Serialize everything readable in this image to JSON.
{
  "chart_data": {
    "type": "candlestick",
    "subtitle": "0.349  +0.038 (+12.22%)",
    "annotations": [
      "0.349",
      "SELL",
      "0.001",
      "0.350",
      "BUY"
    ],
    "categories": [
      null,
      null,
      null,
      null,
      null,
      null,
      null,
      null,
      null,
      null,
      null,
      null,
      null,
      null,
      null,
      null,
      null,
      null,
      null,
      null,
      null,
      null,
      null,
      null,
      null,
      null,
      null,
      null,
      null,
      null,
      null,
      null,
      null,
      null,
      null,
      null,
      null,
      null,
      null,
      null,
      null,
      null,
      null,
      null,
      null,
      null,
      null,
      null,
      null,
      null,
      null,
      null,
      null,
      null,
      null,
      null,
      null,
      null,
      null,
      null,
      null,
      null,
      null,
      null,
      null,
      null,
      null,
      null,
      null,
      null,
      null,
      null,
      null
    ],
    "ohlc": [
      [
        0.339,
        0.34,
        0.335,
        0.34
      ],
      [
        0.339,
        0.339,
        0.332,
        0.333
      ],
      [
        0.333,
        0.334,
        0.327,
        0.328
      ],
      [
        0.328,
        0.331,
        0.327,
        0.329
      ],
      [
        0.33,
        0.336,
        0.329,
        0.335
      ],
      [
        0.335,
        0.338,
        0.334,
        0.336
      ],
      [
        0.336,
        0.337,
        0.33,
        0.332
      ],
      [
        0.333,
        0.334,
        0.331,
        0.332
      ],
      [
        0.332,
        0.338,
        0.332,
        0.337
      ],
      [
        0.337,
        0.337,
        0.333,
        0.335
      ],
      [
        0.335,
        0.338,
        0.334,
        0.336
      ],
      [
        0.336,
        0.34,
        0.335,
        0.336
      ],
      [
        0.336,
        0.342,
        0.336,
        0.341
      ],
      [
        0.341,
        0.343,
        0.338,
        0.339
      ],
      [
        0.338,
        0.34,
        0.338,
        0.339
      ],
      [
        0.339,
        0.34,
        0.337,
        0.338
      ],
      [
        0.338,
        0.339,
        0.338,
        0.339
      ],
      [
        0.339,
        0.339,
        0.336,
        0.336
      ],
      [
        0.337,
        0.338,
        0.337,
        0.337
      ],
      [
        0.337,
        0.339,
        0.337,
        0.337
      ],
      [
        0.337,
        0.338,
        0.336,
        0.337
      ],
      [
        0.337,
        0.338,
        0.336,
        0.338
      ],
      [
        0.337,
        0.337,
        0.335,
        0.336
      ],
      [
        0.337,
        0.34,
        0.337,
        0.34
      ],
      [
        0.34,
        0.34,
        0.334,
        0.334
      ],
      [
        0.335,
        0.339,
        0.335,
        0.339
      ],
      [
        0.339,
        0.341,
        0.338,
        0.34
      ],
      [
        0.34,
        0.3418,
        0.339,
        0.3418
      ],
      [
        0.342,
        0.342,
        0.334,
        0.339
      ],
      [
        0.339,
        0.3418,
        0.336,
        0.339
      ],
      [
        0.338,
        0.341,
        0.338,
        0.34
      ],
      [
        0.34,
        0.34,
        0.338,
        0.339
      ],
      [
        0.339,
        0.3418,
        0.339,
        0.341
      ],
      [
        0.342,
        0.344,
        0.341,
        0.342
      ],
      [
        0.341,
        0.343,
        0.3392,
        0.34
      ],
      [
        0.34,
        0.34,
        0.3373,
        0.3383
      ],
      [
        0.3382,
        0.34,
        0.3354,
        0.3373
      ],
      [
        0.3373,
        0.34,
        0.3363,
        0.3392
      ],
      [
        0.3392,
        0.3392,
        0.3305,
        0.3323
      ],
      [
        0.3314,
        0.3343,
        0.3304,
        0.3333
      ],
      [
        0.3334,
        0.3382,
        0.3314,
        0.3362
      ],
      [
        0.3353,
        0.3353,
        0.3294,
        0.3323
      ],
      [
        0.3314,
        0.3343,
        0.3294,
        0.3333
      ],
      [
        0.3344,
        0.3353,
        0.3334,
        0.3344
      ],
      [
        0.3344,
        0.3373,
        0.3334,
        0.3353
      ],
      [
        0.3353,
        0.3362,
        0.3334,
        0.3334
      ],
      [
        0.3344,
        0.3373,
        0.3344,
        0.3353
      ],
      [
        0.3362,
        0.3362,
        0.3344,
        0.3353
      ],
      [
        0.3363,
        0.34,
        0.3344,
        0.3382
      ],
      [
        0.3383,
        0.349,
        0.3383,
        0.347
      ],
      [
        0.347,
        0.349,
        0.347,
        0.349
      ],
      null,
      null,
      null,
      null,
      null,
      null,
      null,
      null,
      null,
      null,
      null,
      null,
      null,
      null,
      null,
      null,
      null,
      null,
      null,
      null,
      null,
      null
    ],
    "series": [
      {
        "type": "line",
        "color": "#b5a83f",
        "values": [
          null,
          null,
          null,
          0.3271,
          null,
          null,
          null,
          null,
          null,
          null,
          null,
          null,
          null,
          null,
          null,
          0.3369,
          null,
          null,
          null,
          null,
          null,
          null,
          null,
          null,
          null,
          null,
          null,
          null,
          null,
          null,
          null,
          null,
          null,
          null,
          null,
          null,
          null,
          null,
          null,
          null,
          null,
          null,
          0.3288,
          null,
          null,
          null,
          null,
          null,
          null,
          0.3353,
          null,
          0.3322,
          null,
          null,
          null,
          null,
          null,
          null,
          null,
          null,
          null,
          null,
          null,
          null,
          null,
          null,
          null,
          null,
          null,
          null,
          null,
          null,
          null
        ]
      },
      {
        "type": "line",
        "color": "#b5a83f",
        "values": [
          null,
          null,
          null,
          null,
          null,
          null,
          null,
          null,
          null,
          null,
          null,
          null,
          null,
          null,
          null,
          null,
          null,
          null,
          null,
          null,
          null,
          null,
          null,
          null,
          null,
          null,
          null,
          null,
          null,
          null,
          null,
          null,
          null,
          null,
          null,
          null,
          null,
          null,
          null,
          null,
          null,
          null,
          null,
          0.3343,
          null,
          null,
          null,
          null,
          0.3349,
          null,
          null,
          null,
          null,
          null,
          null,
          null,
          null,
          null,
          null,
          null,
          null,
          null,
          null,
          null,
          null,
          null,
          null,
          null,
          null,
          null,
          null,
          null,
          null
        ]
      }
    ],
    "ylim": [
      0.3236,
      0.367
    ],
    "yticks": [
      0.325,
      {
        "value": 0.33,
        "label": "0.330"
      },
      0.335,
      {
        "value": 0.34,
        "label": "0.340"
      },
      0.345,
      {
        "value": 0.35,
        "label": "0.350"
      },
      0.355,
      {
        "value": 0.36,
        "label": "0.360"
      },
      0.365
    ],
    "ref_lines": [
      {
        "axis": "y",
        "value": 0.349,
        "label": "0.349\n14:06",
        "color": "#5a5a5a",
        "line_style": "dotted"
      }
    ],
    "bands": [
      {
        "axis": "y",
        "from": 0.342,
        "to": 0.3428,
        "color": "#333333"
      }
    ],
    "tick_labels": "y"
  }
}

• Instruction: Search the data above for lines holding "color" and copy each of them.

• Result for this exercise:
        "color": "#b5a83f",
        "color": "#b5a83f",
        "color": "#5a5a5a",
        "color": "#333333"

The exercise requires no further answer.